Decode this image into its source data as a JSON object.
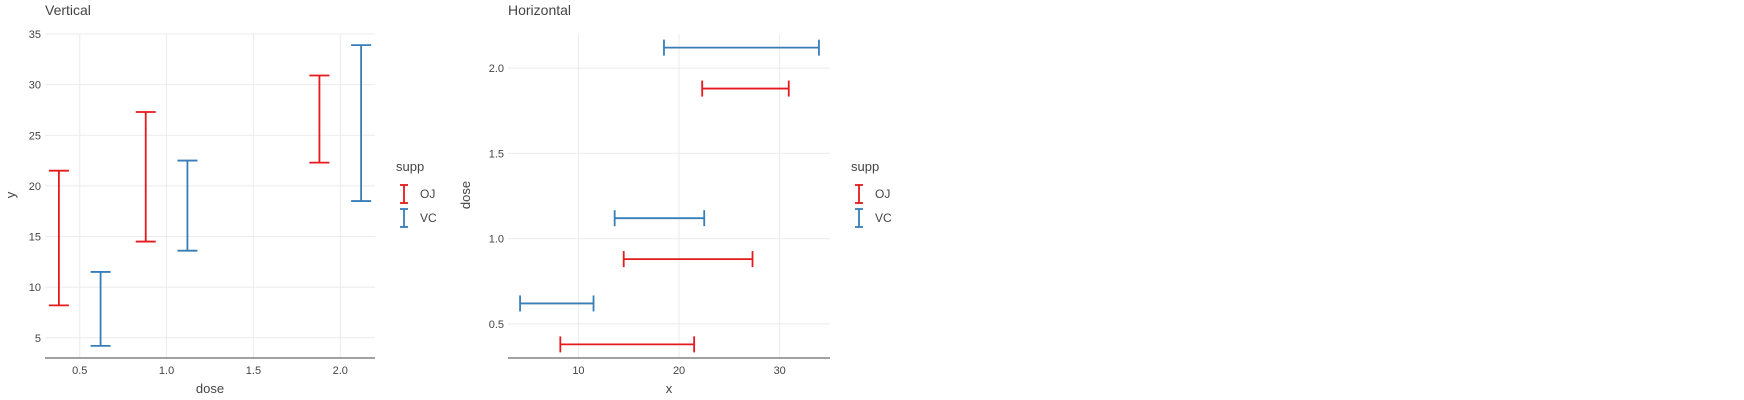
{
  "colors": {
    "OJ": "#e41a1c",
    "VC": "#377eb8"
  },
  "chart_data": [
    {
      "type": "errorbar",
      "title": "Vertical",
      "orientation": "vertical",
      "xlabel": "dose",
      "ylabel": "y",
      "xlim": [
        0.3,
        2.2
      ],
      "ylim": [
        3,
        35
      ],
      "xticks": [
        0.5,
        1.0,
        1.5,
        2.0
      ],
      "xtick_labels": [
        "0.5",
        "1.0",
        "1.5",
        "2.0"
      ],
      "yticks": [
        5,
        10,
        15,
        20,
        25,
        30,
        35
      ],
      "ytick_labels": [
        "5",
        "10",
        "15",
        "20",
        "25",
        "30",
        "35"
      ],
      "legend": {
        "title": "supp",
        "position": "right",
        "entries": [
          "OJ",
          "VC"
        ]
      },
      "series": [
        {
          "name": "OJ",
          "bars": [
            {
              "dose": 0.38,
              "low": 8.2,
              "high": 21.5
            },
            {
              "dose": 0.88,
              "low": 14.5,
              "high": 27.3
            },
            {
              "dose": 1.88,
              "low": 22.3,
              "high": 30.9
            }
          ]
        },
        {
          "name": "VC",
          "bars": [
            {
              "dose": 0.62,
              "low": 4.2,
              "high": 11.5
            },
            {
              "dose": 1.12,
              "low": 13.6,
              "high": 22.5
            },
            {
              "dose": 2.12,
              "low": 18.5,
              "high": 33.9
            }
          ]
        }
      ]
    },
    {
      "type": "errorbar",
      "title": "Horizontal",
      "orientation": "horizontal",
      "xlabel": "x",
      "ylabel": "dose",
      "xlim": [
        3,
        35
      ],
      "ylim": [
        0.3,
        2.2
      ],
      "xticks": [
        10,
        20,
        30
      ],
      "xtick_labels": [
        "10",
        "20",
        "30"
      ],
      "yticks": [
        0.5,
        1.0,
        1.5,
        2.0
      ],
      "ytick_labels": [
        "0.5",
        "1.0",
        "1.5",
        "2.0"
      ],
      "legend": {
        "title": "supp",
        "position": "right",
        "entries": [
          "OJ",
          "VC"
        ]
      },
      "series": [
        {
          "name": "OJ",
          "bars": [
            {
              "dose": 0.38,
              "low": 8.2,
              "high": 21.5
            },
            {
              "dose": 0.88,
              "low": 14.5,
              "high": 27.3
            },
            {
              "dose": 1.88,
              "low": 22.3,
              "high": 30.9
            }
          ]
        },
        {
          "name": "VC",
          "bars": [
            {
              "dose": 0.62,
              "low": 4.2,
              "high": 11.5
            },
            {
              "dose": 1.12,
              "low": 13.6,
              "high": 22.5
            },
            {
              "dose": 2.12,
              "low": 18.5,
              "high": 33.9
            }
          ]
        }
      ]
    }
  ]
}
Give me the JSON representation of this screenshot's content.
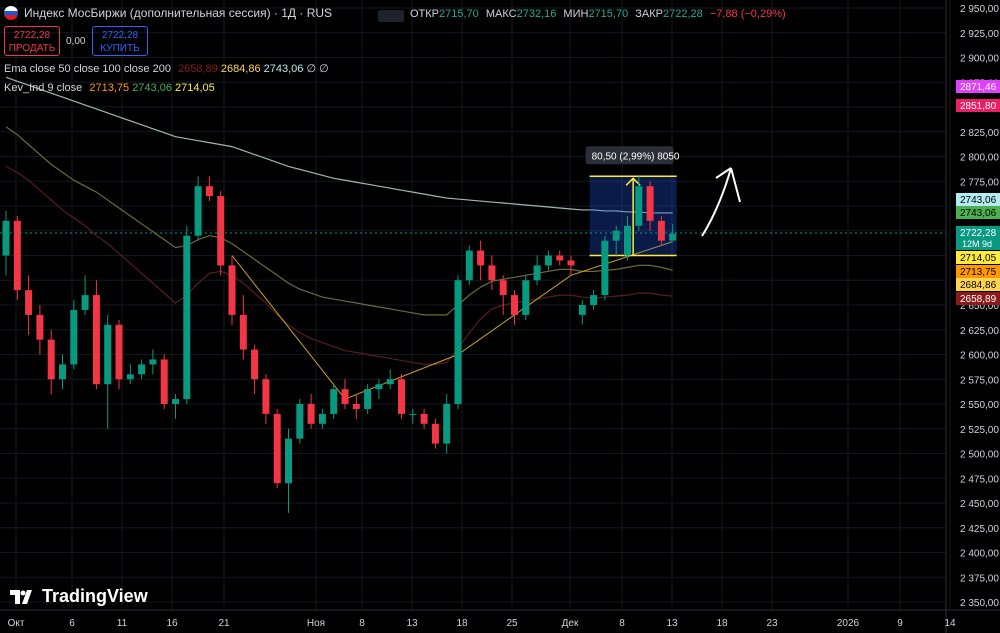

•••

**Short problem**
All the lines above are to be reproduced exactly, except the pictures.

**Task response**
Decode this image into its source data as a JSON object.
{
  "colors": {
    "OJ": "#e41a1c",
    "VC": "#377eb8"
  },
  "chart_data": [
    {
      "type": "errorbar",
      "title": "Vertical",
      "orientation": "vertical",
      "xlabel": "dose",
      "ylabel": "y",
      "xlim": [
        0.3,
        2.2
      ],
      "ylim": [
        3,
        35
      ],
      "xticks": [
        0.5,
        1.0,
        1.5,
        2.0
      ],
      "xtick_labels": [
        "0.5",
        "1.0",
        "1.5",
        "2.0"
      ],
      "yticks": [
        5,
        10,
        15,
        20,
        25,
        30,
        35
      ],
      "ytick_labels": [
        "5",
        "10",
        "15",
        "20",
        "25",
        "30",
        "35"
      ],
      "legend": {
        "title": "supp",
        "position": "right",
        "entries": [
          "OJ",
          "VC"
        ]
      },
      "series": [
        {
          "name": "OJ",
          "bars": [
            {
              "dose": 0.38,
              "low": 8.2,
              "high": 21.5
            },
            {
              "dose": 0.88,
              "low": 14.5,
              "high": 27.3
            },
            {
              "dose": 1.88,
              "low": 22.3,
              "high": 30.9
            }
          ]
        },
        {
          "name": "VC",
          "bars": [
            {
              "dose": 0.62,
              "low": 4.2,
              "high": 11.5
            },
            {
              "dose": 1.12,
              "low": 13.6,
              "high": 22.5
            },
            {
              "dose": 2.12,
              "low": 18.5,
              "high": 33.9
            }
          ]
        }
      ]
    },
    {
      "type": "errorbar",
      "title": "Horizontal",
      "orientation": "horizontal",
      "xlabel": "x",
      "ylabel": "dose",
      "xlim": [
        3,
        35
      ],
      "ylim": [
        0.3,
        2.2
      ],
      "xticks": [
        10,
        20,
        30
      ],
      "xtick_labels": [
        "10",
        "20",
        "30"
      ],
      "yticks": [
        0.5,
        1.0,
        1.5,
        2.0
      ],
      "ytick_labels": [
        "0.5",
        "1.0",
        "1.5",
        "2.0"
      ],
      "legend": {
        "title": "supp",
        "position": "right",
        "entries": [
          "OJ",
          "VC"
        ]
      },
      "series": [
        {
          "name": "OJ",
          "bars": [
            {
              "dose": 0.38,
              "low": 8.2,
              "high": 21.5
            },
            {
              "dose": 0.88,
              "low": 14.5,
              "high": 27.3
            },
            {
              "dose": 1.88,
              "low": 22.3,
              "high": 30.9
            }
          ]
        },
        {
          "name": "VC",
          "bars": [
            {
              "dose": 0.62,
              "low": 4.2,
              "high": 11.5
            },
            {
              "dose": 1.12,
              "low": 13.6,
              "high": 22.5
            },
            {
              "dose": 2.12,
              "low": 18.5,
              "high": 33.9
            }
          ]
        }
      ]
    }
  ]
}
Give me the JSON representation of this screenshot's content.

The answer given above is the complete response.